[Component data from apps and pages]
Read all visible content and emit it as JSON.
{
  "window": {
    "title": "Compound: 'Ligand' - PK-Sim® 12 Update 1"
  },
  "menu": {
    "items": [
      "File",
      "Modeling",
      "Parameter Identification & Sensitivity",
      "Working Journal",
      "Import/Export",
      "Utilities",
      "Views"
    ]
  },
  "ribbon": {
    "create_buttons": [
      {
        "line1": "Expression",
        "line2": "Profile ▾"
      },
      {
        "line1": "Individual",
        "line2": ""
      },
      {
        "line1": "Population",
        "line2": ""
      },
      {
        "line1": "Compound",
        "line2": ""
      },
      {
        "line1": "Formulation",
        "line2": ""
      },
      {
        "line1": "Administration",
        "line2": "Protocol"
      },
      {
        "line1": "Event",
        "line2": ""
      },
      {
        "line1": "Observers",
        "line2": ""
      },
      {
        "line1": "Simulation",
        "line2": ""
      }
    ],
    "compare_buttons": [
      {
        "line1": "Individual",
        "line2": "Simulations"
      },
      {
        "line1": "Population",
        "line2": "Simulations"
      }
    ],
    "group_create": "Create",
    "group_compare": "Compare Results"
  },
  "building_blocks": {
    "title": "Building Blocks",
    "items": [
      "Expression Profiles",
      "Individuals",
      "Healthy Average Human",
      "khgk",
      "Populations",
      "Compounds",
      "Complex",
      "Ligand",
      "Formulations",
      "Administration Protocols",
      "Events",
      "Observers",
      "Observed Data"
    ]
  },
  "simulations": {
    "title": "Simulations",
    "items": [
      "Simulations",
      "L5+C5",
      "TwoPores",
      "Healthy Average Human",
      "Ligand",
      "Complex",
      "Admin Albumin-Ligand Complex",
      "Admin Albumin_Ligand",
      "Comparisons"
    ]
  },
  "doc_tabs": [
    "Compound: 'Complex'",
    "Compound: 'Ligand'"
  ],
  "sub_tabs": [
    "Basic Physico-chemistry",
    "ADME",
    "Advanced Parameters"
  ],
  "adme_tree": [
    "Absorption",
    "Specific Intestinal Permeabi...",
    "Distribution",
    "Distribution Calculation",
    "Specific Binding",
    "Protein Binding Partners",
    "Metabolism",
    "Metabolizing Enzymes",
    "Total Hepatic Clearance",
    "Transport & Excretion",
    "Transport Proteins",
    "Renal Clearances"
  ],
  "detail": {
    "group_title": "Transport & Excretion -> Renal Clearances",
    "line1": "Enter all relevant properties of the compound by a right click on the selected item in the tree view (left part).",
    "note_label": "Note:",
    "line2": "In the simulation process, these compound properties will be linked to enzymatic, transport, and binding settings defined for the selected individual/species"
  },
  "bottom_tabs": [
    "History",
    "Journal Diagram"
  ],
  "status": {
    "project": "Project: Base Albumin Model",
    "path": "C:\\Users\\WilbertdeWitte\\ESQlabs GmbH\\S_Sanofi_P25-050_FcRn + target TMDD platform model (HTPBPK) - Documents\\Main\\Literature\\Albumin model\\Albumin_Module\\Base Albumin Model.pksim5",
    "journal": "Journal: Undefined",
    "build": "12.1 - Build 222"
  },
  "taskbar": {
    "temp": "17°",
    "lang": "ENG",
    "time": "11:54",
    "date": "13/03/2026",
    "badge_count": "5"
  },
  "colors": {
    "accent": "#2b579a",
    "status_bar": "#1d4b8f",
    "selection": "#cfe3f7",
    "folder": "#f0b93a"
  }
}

**Task to carry out:** Retype each record. Keep every character as it is.

**Exercise response:**
Read all visible content and emit it as JSON.
{
  "window": {
    "title": "Compound: 'Ligand' - PK-Sim® 12 Update 1"
  },
  "menu": {
    "items": [
      "File",
      "Modeling",
      "Parameter Identification & Sensitivity",
      "Working Journal",
      "Import/Export",
      "Utilities",
      "Views"
    ]
  },
  "ribbon": {
    "create_buttons": [
      {
        "line1": "Expression",
        "line2": "Profile ▾"
      },
      {
        "line1": "Individual",
        "line2": ""
      },
      {
        "line1": "Population",
        "line2": ""
      },
      {
        "line1": "Compound",
        "line2": ""
      },
      {
        "line1": "Formulation",
        "line2": ""
      },
      {
        "line1": "Administration",
        "line2": "Protocol"
      },
      {
        "line1": "Event",
        "line2": ""
      },
      {
        "line1": "Observers",
        "line2": ""
      },
      {
        "line1": "Simulation",
        "line2": ""
      }
    ],
    "compare_buttons": [
      {
        "line1": "Individual",
        "line2": "Simulations"
      },
      {
        "line1": "Population",
        "line2": "Simulations"
      }
    ],
    "group_create": "Create",
    "group_compare": "Compare Results"
  },
  "building_blocks": {
    "title": "Building Blocks",
    "items": [
      "Expression Profiles",
      "Individuals",
      "Healthy Average Human",
      "khgk",
      "Populations",
      "Compounds",
      "Complex",
      "Ligand",
      "Formulations",
      "Administration Protocols",
      "Events",
      "Observers",
      "Observed Data"
    ]
  },
  "simulations": {
    "title": "Simulations",
    "items": [
      "Simulations",
      "L5+C5",
      "TwoPores",
      "Healthy Average Human",
      "Ligand",
      "Complex",
      "Admin Albumin-Ligand Complex",
      "Admin Albumin_Ligand",
      "Comparisons"
    ]
  },
  "doc_tabs": [
    "Compound: 'Complex'",
    "Compound: 'Ligand'"
  ],
  "sub_tabs": [
    "Basic Physico-chemistry",
    "ADME",
    "Advanced Parameters"
  ],
  "adme_tree": [
    "Absorption",
    "Specific Intestinal Permeabi...",
    "Distribution",
    "Distribution Calculation",
    "Specific Binding",
    "Protein Binding Partners",
    "Metabolism",
    "Metabolizing Enzymes",
    "Total Hepatic Clearance",
    "Transport & Excretion",
    "Transport Proteins",
    "Renal Clearances"
  ],
  "detail": {
    "group_title": "Transport & Excretion -> Renal Clearances",
    "line1": "Enter all relevant properties of the compound by a right click on the selected item in the tree view (left part).",
    "note_label": "Note:",
    "line2": "In the simulation process, these compound properties will be linked to enzymatic, transport, and binding settings defined for the selected individual/species"
  },
  "bottom_tabs": [
    "History",
    "Journal Diagram"
  ],
  "status": {
    "project": "Project: Base Albumin Model",
    "path": "C:\\Users\\WilbertdeWitte\\ESQlabs GmbH\\S_Sanofi_P25-050_FcRn + target TMDD platform model (HTPBPK) - Documents\\Main\\Literature\\Albumin model\\Albumin_Module\\Base Albumin Model.pksim5",
    "journal": "Journal: Undefined",
    "build": "12.1 - Build 222"
  },
  "taskbar": {
    "temp": "17°",
    "lang": "ENG",
    "time": "11:54",
    "date": "13/03/2026",
    "badge_count": "5"
  },
  "colors": {
    "accent": "#2b579a",
    "status_bar": "#1d4b8f",
    "selection": "#cfe3f7",
    "folder": "#f0b93a"
  }
}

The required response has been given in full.